*Exercise aim*. Reproduce the records below in their entirety, character for character.

*Input data*.
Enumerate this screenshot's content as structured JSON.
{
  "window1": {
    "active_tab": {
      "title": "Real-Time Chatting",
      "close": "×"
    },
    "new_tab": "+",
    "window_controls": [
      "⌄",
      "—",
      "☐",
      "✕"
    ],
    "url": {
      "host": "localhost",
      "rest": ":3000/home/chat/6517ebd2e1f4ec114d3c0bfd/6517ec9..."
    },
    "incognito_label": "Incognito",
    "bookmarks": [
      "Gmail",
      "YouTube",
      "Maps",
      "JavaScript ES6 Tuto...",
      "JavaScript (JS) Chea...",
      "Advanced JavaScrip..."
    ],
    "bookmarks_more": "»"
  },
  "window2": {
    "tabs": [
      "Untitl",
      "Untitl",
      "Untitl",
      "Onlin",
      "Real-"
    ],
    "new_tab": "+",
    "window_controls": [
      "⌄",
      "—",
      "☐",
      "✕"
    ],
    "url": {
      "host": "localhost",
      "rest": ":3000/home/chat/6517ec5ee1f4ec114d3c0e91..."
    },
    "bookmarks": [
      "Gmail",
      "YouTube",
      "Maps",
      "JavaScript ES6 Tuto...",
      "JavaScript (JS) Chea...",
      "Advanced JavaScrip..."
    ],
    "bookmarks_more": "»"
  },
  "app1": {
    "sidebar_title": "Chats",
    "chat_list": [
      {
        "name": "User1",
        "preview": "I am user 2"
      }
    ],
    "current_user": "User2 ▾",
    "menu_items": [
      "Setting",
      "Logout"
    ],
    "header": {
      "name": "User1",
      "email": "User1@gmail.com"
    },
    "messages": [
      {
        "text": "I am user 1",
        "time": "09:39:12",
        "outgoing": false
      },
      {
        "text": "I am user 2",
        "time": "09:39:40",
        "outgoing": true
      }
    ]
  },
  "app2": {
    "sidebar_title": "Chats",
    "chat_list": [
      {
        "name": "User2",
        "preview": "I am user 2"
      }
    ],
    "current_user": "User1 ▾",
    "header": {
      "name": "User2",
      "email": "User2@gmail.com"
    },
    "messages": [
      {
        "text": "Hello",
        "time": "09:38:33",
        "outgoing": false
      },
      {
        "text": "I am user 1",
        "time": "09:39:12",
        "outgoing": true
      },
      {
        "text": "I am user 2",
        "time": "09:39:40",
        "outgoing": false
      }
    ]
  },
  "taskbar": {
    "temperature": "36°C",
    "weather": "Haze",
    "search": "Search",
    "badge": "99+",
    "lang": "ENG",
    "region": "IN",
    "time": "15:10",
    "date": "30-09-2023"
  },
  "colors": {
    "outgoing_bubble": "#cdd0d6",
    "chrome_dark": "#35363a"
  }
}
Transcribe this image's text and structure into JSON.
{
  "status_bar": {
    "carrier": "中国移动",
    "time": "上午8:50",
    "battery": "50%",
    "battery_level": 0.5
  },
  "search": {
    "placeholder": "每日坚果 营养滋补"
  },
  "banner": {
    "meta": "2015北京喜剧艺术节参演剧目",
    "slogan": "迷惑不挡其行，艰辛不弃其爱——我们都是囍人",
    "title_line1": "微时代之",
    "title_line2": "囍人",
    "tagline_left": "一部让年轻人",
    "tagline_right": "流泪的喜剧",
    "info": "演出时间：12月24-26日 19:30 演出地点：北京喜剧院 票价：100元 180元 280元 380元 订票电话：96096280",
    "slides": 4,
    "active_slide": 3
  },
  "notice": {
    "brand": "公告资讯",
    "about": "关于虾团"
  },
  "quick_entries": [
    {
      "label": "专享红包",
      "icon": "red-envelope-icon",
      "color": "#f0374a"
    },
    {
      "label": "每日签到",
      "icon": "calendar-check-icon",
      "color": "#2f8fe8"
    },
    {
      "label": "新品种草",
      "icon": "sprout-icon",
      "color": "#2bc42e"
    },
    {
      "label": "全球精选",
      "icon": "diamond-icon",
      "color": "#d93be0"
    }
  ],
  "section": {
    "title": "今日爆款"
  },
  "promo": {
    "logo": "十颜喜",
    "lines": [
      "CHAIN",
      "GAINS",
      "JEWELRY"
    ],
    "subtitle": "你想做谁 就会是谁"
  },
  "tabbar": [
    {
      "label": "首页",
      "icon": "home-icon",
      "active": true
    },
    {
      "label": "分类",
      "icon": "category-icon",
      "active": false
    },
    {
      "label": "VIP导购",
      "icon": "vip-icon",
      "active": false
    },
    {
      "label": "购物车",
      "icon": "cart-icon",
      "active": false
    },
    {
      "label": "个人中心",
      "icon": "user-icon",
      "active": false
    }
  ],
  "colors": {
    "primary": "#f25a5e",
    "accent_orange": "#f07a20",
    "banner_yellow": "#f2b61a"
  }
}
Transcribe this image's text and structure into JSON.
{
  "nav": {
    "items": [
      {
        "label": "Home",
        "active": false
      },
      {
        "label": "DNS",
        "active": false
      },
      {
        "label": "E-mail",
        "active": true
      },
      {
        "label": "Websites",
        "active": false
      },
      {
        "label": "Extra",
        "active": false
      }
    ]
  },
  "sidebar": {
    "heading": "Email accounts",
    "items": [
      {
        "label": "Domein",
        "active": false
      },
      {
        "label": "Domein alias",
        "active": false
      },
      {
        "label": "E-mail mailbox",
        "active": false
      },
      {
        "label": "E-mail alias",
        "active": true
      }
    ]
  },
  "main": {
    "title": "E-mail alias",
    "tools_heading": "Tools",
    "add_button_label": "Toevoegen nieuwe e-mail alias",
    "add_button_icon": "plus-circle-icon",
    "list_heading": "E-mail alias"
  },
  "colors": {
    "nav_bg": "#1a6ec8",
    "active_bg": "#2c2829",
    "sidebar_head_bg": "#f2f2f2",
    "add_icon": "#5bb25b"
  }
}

*Task result*.
Enumerate this screenshot's content as structured JSON.
{
  "window1": {
    "active_tab": {
      "title": "Real-Time Chatting",
      "close": "×"
    },
    "new_tab": "+",
    "window_controls": [
      "⌄",
      "—",
      "☐",
      "✕"
    ],
    "url": {
      "host": "localhost",
      "rest": ":3000/home/chat/6517ebd2e1f4ec114d3c0bfd/6517ec9..."
    },
    "incognito_label": "Incognito",
    "bookmarks": [
      "Gmail",
      "YouTube",
      "Maps",
      "JavaScript ES6 Tuto...",
      "JavaScript (JS) Chea...",
      "Advanced JavaScrip..."
    ],
    "bookmarks_more": "»"
  },
  "window2": {
    "tabs": [
      "Untitl",
      "Untitl",
      "Untitl",
      "Onlin",
      "Real-"
    ],
    "new_tab": "+",
    "window_controls": [
      "⌄",
      "—",
      "☐",
      "✕"
    ],
    "url": {
      "host": "localhost",
      "rest": ":3000/home/chat/6517ec5ee1f4ec114d3c0e91..."
    },
    "bookmarks": [
      "Gmail",
      "YouTube",
      "Maps",
      "JavaScript ES6 Tuto...",
      "JavaScript (JS) Chea...",
      "Advanced JavaScrip..."
    ],
    "bookmarks_more": "»"
  },
  "app1": {
    "sidebar_title": "Chats",
    "chat_list": [
      {
        "name": "User1",
        "preview": "I am user 2"
      }
    ],
    "current_user": "User2 ▾",
    "menu_items": [
      "Setting",
      "Logout"
    ],
    "header": {
      "name": "User1",
      "email": "User1@gmail.com"
    },
    "messages": [
      {
        "text": "I am user 1",
        "time": "09:39:12",
        "outgoing": false
      },
      {
        "text": "I am user 2",
        "time": "09:39:40",
        "outgoing": true
      }
    ]
  },
  "app2": {
    "sidebar_title": "Chats",
    "chat_list": [
      {
        "name": "User2",
        "preview": "I am user 2"
      }
    ],
    "current_user": "User1 ▾",
    "header": {
      "name": "User2",
      "email": "User2@gmail.com"
    },
    "messages": [
      {
        "text": "Hello",
        "time": "09:38:33",
        "outgoing": false
      },
      {
        "text": "I am user 1",
        "time": "09:39:12",
        "outgoing": true
      },
      {
        "text": "I am user 2",
        "time": "09:39:40",
        "outgoing": false
      }
    ]
  },
  "taskbar": {
    "temperature": "36°C",
    "weather": "Haze",
    "search": "Search",
    "badge": "99+",
    "lang": "ENG",
    "region": "IN",
    "time": "15:10",
    "date": "30-09-2023"
  },
  "colors": {
    "outgoing_bubble": "#cdd0d6",
    "chrome_dark": "#35363a"
  }
}
Transcribe this image's text and structure into JSON.
{
  "status_bar": {
    "carrier": "中国移动",
    "time": "上午8:50",
    "battery": "50%",
    "battery_level": 0.5
  },
  "search": {
    "placeholder": "每日坚果 营养滋补"
  },
  "banner": {
    "meta": "2015北京喜剧艺术节参演剧目",
    "slogan": "迷惑不挡其行，艰辛不弃其爱——我们都是囍人",
    "title_line1": "微时代之",
    "title_line2": "囍人",
    "tagline_left": "一部让年轻人",
    "tagline_right": "流泪的喜剧",
    "info": "演出时间：12月24-26日 19:30 演出地点：北京喜剧院 票价：100元 180元 280元 380元 订票电话：96096280",
    "slides": 4,
    "active_slide": 3
  },
  "notice": {
    "brand": "公告资讯",
    "about": "关于虾团"
  },
  "quick_entries": [
    {
      "label": "专享红包",
      "icon": "red-envelope-icon",
      "color": "#f0374a"
    },
    {
      "label": "每日签到",
      "icon": "calendar-check-icon",
      "color": "#2f8fe8"
    },
    {
      "label": "新品种草",
      "icon": "sprout-icon",
      "color": "#2bc42e"
    },
    {
      "label": "全球精选",
      "icon": "diamond-icon",
      "color": "#d93be0"
    }
  ],
  "section": {
    "title": "今日爆款"
  },
  "promo": {
    "logo": "十颜喜",
    "lines": [
      "CHAIN",
      "GAINS",
      "JEWELRY"
    ],
    "subtitle": "你想做谁 就会是谁"
  },
  "tabbar": [
    {
      "label": "首页",
      "icon": "home-icon",
      "active": true
    },
    {
      "label": "分类",
      "icon": "category-icon",
      "active": false
    },
    {
      "label": "VIP导购",
      "icon": "vip-icon",
      "active": false
    },
    {
      "label": "购物车",
      "icon": "cart-icon",
      "active": false
    },
    {
      "label": "个人中心",
      "icon": "user-icon",
      "active": false
    }
  ],
  "colors": {
    "primary": "#f25a5e",
    "accent_orange": "#f07a20",
    "banner_yellow": "#f2b61a"
  }
}
Transcribe this image's text and structure into JSON.
{
  "nav": {
    "items": [
      {
        "label": "Home",
        "active": false
      },
      {
        "label": "DNS",
        "active": false
      },
      {
        "label": "E-mail",
        "active": true
      },
      {
        "label": "Websites",
        "active": false
      },
      {
        "label": "Extra",
        "active": false
      }
    ]
  },
  "sidebar": {
    "heading": "Email accounts",
    "items": [
      {
        "label": "Domein",
        "active": false
      },
      {
        "label": "Domein alias",
        "active": false
      },
      {
        "label": "E-mail mailbox",
        "active": false
      },
      {
        "label": "E-mail alias",
        "active": true
      }
    ]
  },
  "main": {
    "title": "E-mail alias",
    "tools_heading": "Tools",
    "add_button_label": "Toevoegen nieuwe e-mail alias",
    "add_button_icon": "plus-circle-icon",
    "list_heading": "E-mail alias"
  },
  "colors": {
    "nav_bg": "#1a6ec8",
    "active_bg": "#2c2829",
    "sidebar_head_bg": "#f2f2f2",
    "add_icon": "#5bb25b"
  }
}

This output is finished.